* [GOAL]: Comb the records below for the string "review" and copy each line where it turns up.

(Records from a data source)
--- --- ---
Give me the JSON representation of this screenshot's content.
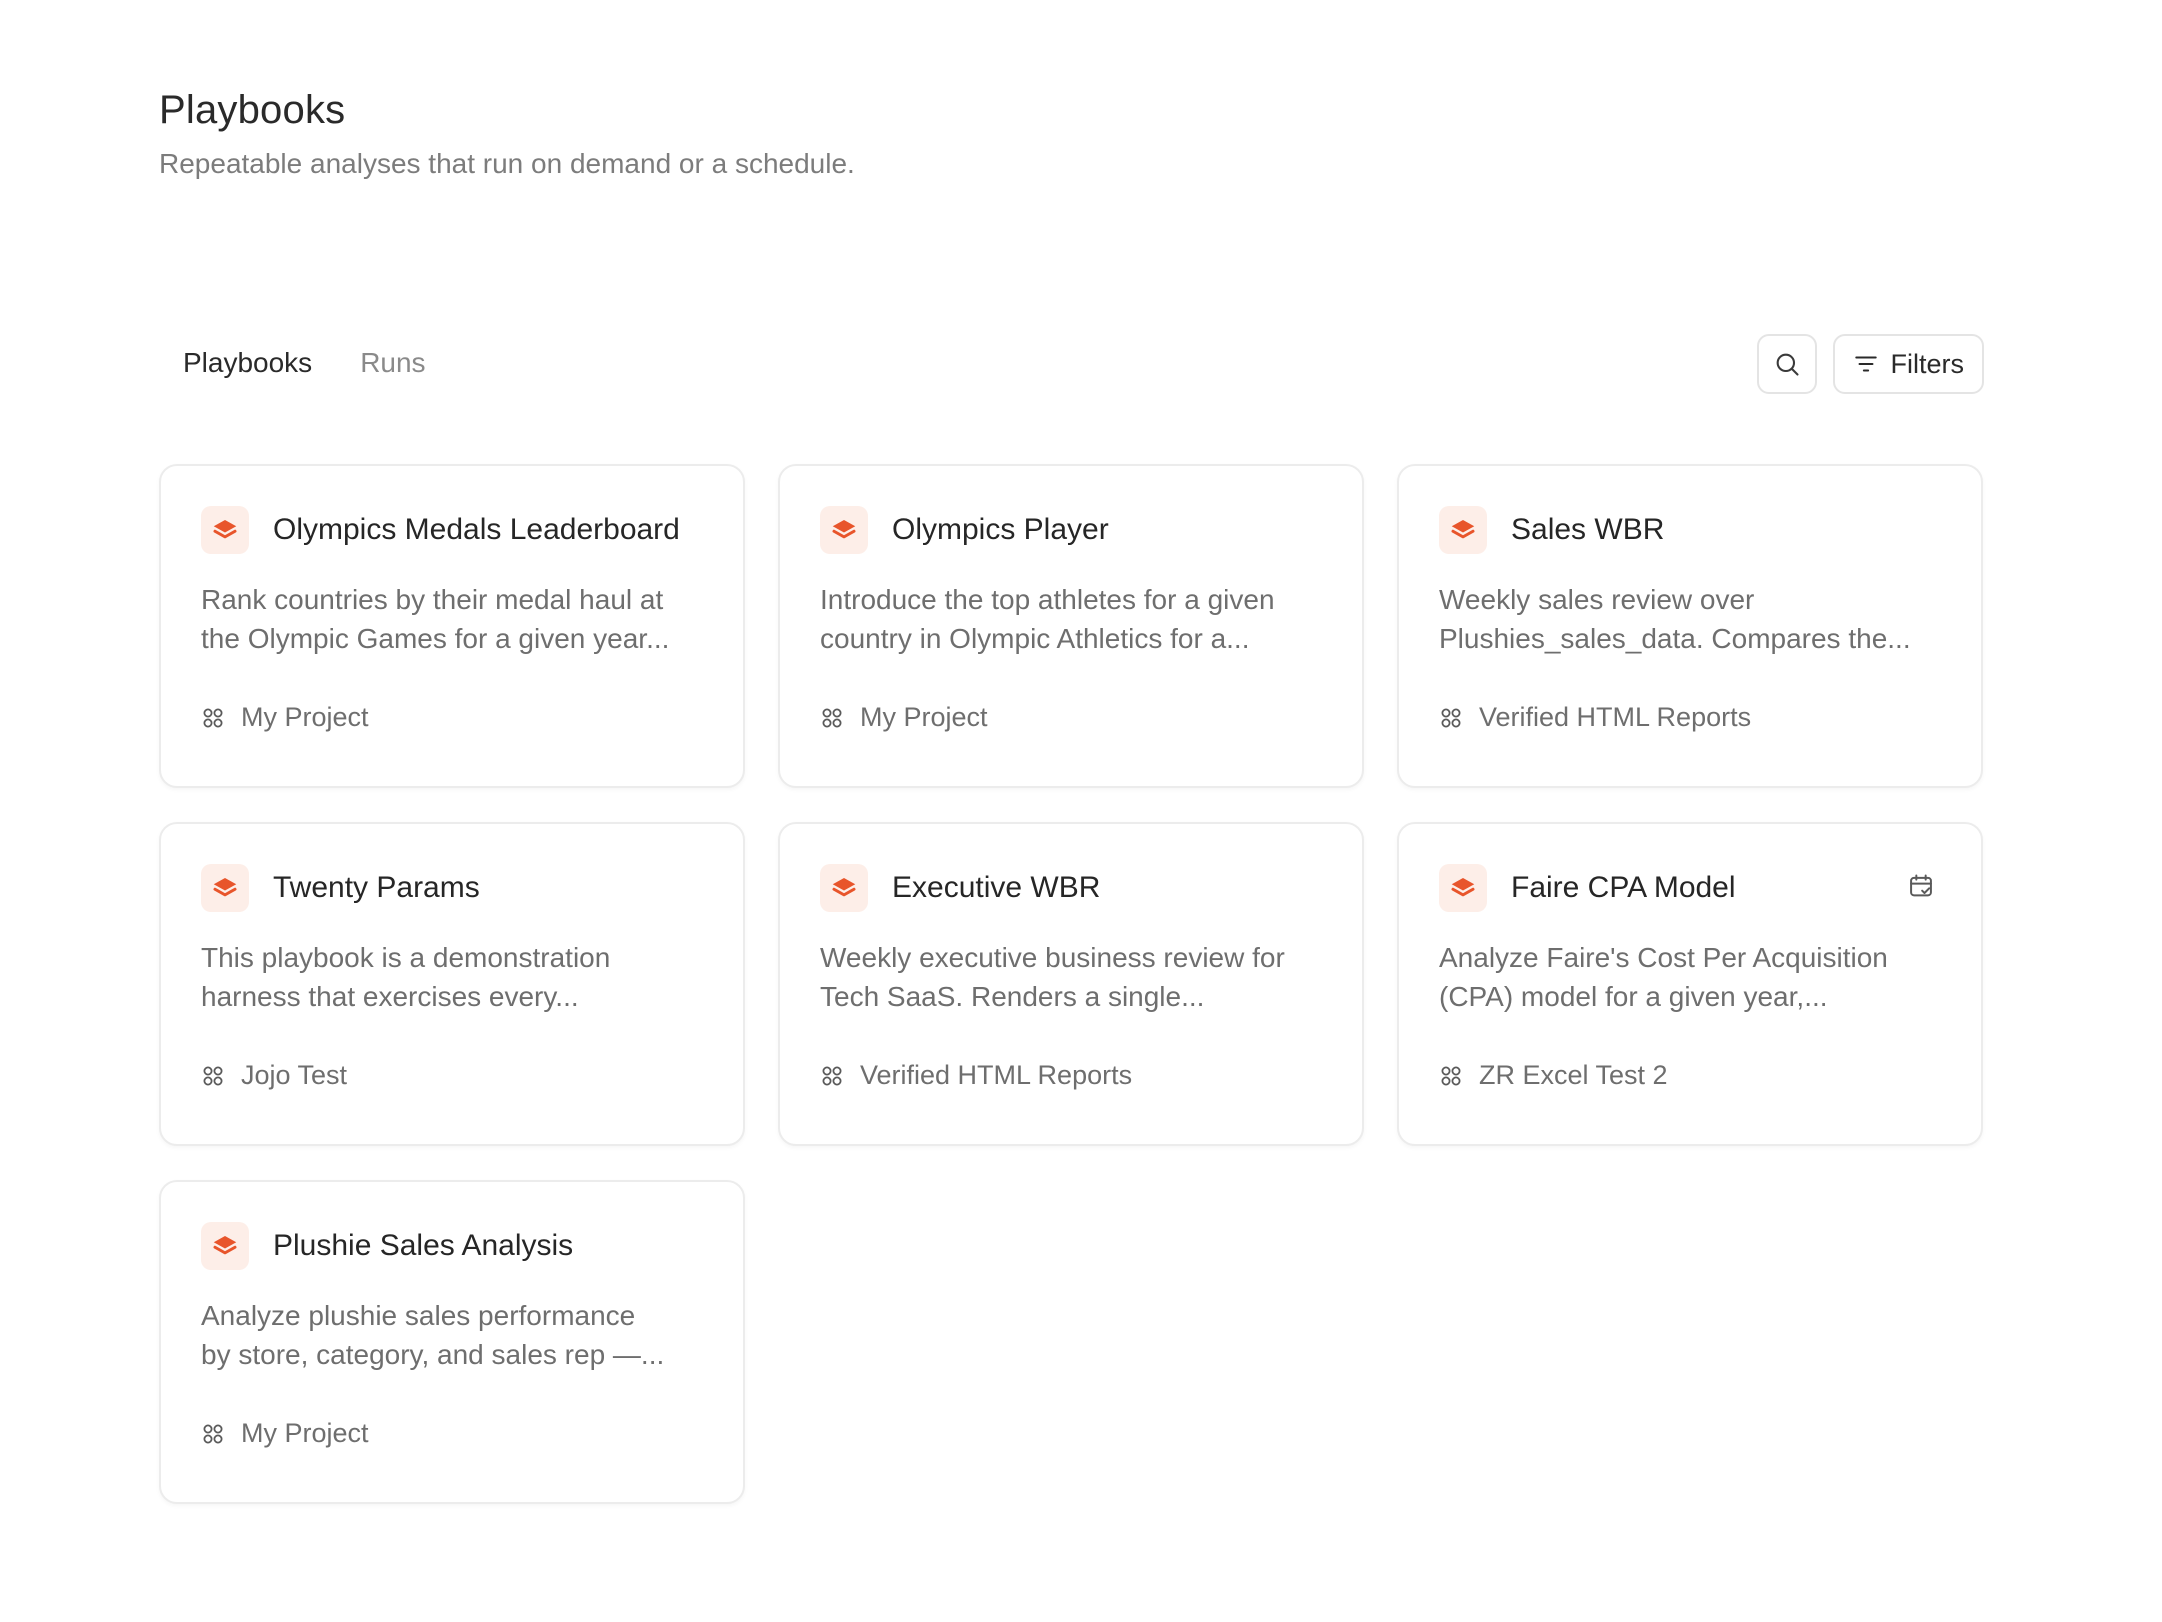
{
  "header": {
    "title": "Playbooks",
    "subtitle": "Repeatable analyses that run on demand or a schedule."
  },
  "tabs": [
    {
      "label": "Playbooks",
      "active": true
    },
    {
      "label": "Runs",
      "active": false
    }
  ],
  "toolbar": {
    "search_icon": "search-icon",
    "filters_label": "Filters",
    "filters_icon": "filter-lines-icon"
  },
  "colors": {
    "accent": "#e8552b",
    "accent_bg": "#fdeee8"
  },
  "cards": [
    {
      "title": "Olympics Medals Leaderboard",
      "desc1": "Rank countries by their medal haul at",
      "desc2": "the Olympic Games for a given year...",
      "project": "My Project",
      "scheduled": false
    },
    {
      "title": "Olympics Player",
      "desc1": "Introduce the top athletes for a given",
      "desc2": "country in Olympic Athletics for a...",
      "project": "My Project",
      "scheduled": false
    },
    {
      "title": "Sales WBR",
      "desc1": "Weekly sales review over",
      "desc2": "Plushies_sales_data. Compares the...",
      "project": "Verified HTML Reports",
      "scheduled": false
    },
    {
      "title": "Twenty Params",
      "desc1": "This playbook is a demonstration",
      "desc2": "harness that exercises every...",
      "project": "Jojo Test",
      "scheduled": false
    },
    {
      "title": "Executive WBR",
      "desc1": "Weekly executive business review for",
      "desc2": "Tech SaaS. Renders a single...",
      "project": "Verified HTML Reports",
      "scheduled": false
    },
    {
      "title": "Faire CPA Model",
      "desc1": "Analyze Faire's Cost Per Acquisition",
      "desc2": "(CPA) model for a given year,...",
      "project": "ZR Excel Test 2",
      "scheduled": true
    },
    {
      "title": "Plushie Sales Analysis",
      "desc1": "Analyze plushie sales performance",
      "desc2": "by store, category, and sales rep —...",
      "project": "My Project",
      "scheduled": false
    }
  ]
}
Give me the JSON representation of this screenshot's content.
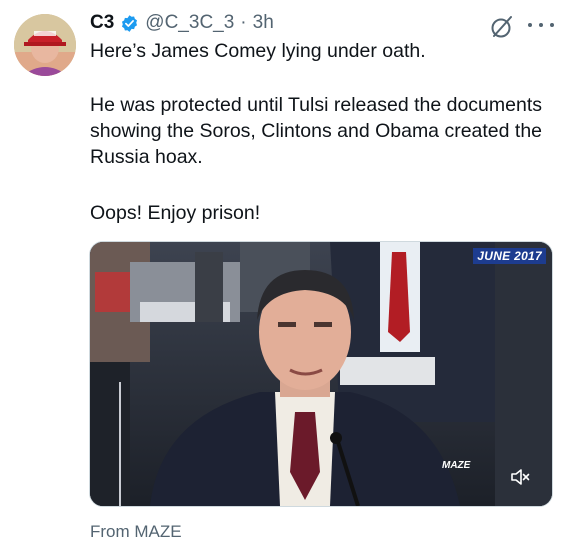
{
  "author": {
    "name": "C3",
    "handle": "@C_3C_3",
    "separator": "·",
    "time": "3h"
  },
  "icons": {
    "verified": "verified-badge-icon",
    "grok": "grok-icon",
    "more": "more-options-icon",
    "mute": "muted-speaker-icon"
  },
  "tweet": {
    "paragraph1": "Here’s James Comey lying under oath.",
    "paragraph2": "He was protected until Tulsi released the documents showing the Soros, Clintons and Obama created the Russia hoax.",
    "paragraph3": "Oops! Enjoy prison!"
  },
  "media": {
    "date_badge": "JUNE 2017",
    "watermark": "MAZE"
  },
  "source": "From MAZE",
  "colors": {
    "verified_blue": "#1d9bf0",
    "secondary_text": "#536471",
    "badge_blue": "#1d3c8f"
  }
}
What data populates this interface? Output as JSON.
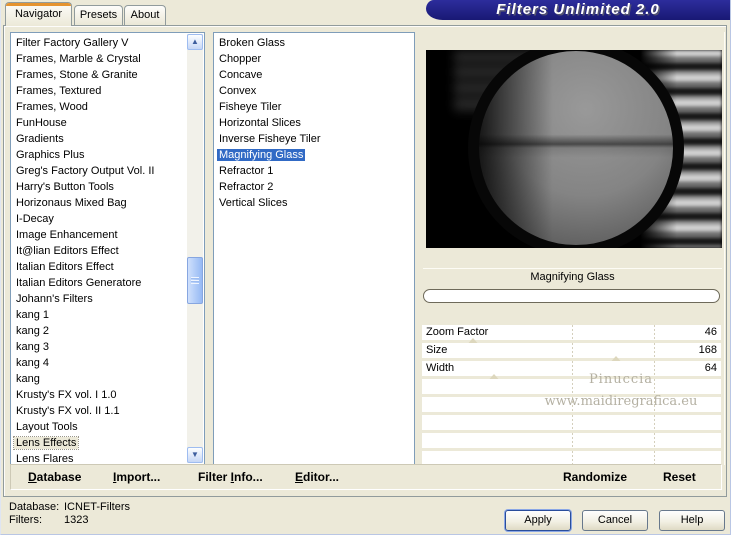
{
  "window": {
    "title": "Filters Unlimited 2.0"
  },
  "tabs": [
    {
      "label": "Navigator",
      "active": true
    },
    {
      "label": "Presets",
      "active": false
    },
    {
      "label": "About",
      "active": false
    }
  ],
  "category_list": {
    "selected": "Lens Effects",
    "items": [
      "Filter Factory Gallery V",
      "Frames, Marble & Crystal",
      "Frames, Stone & Granite",
      "Frames, Textured",
      "Frames, Wood",
      "FunHouse",
      "Gradients",
      "Graphics Plus",
      "Greg's Factory Output Vol. II",
      "Harry's Button Tools",
      "Horizonaus Mixed Bag",
      "I-Decay",
      "Image Enhancement",
      "It@lian Editors Effect",
      "Italian Editors Effect",
      "Italian Editors Generatore",
      "Johann's Filters",
      "kang 1",
      "kang 2",
      "kang 3",
      "kang 4",
      "kang",
      "Krusty's FX vol. I 1.0",
      "Krusty's FX vol. II 1.1",
      "Layout Tools",
      "Lens Effects",
      "Lens Flares"
    ]
  },
  "filter_list": {
    "selected": "Magnifying Glass",
    "items": [
      "Broken Glass",
      "Chopper",
      "Concave",
      "Convex",
      "Fisheye Tiler",
      "Horizontal Slices",
      "Inverse Fisheye Tiler",
      "Magnifying Glass",
      "Refractor 1",
      "Refractor 2",
      "Vertical Slices"
    ]
  },
  "controls": {
    "header": "Magnifying Glass",
    "sliders": [
      {
        "label": "Zoom Factor",
        "value": "46",
        "thumb_pct": 17
      },
      {
        "label": "Size",
        "value": "168",
        "thumb_pct": 65
      },
      {
        "label": "Width",
        "value": "64",
        "thumb_pct": 24
      }
    ],
    "empty_rows": 5
  },
  "watermark": {
    "line1": "Pinuccia",
    "line2": "www.maidiregrafica.eu"
  },
  "toolbar": {
    "buttons": [
      {
        "label": "Database",
        "accel": 0
      },
      {
        "label": "Import...",
        "accel": 0
      },
      {
        "label": "Filter Info...",
        "accel": 7
      },
      {
        "label": "Editor...",
        "accel": 0
      },
      {
        "label": "Randomize",
        "accel": -1
      },
      {
        "label": "Reset",
        "accel": -1
      }
    ]
  },
  "footer": {
    "database_label": "Database:",
    "database_value": "ICNET-Filters",
    "filters_label": "Filters:",
    "filters_value": "1323",
    "apply": "Apply",
    "cancel": "Cancel",
    "help": "Help"
  },
  "colors": {
    "background": "#ece9d8",
    "selection": "#316ac5",
    "banner": "#1c1c80",
    "tab_accent": "#e5932f"
  }
}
--- --- ---
* [WRITTEN ANSWER]:
      "desc1": "Weekly sales review over",
      "desc1": "Weekly executive business review for",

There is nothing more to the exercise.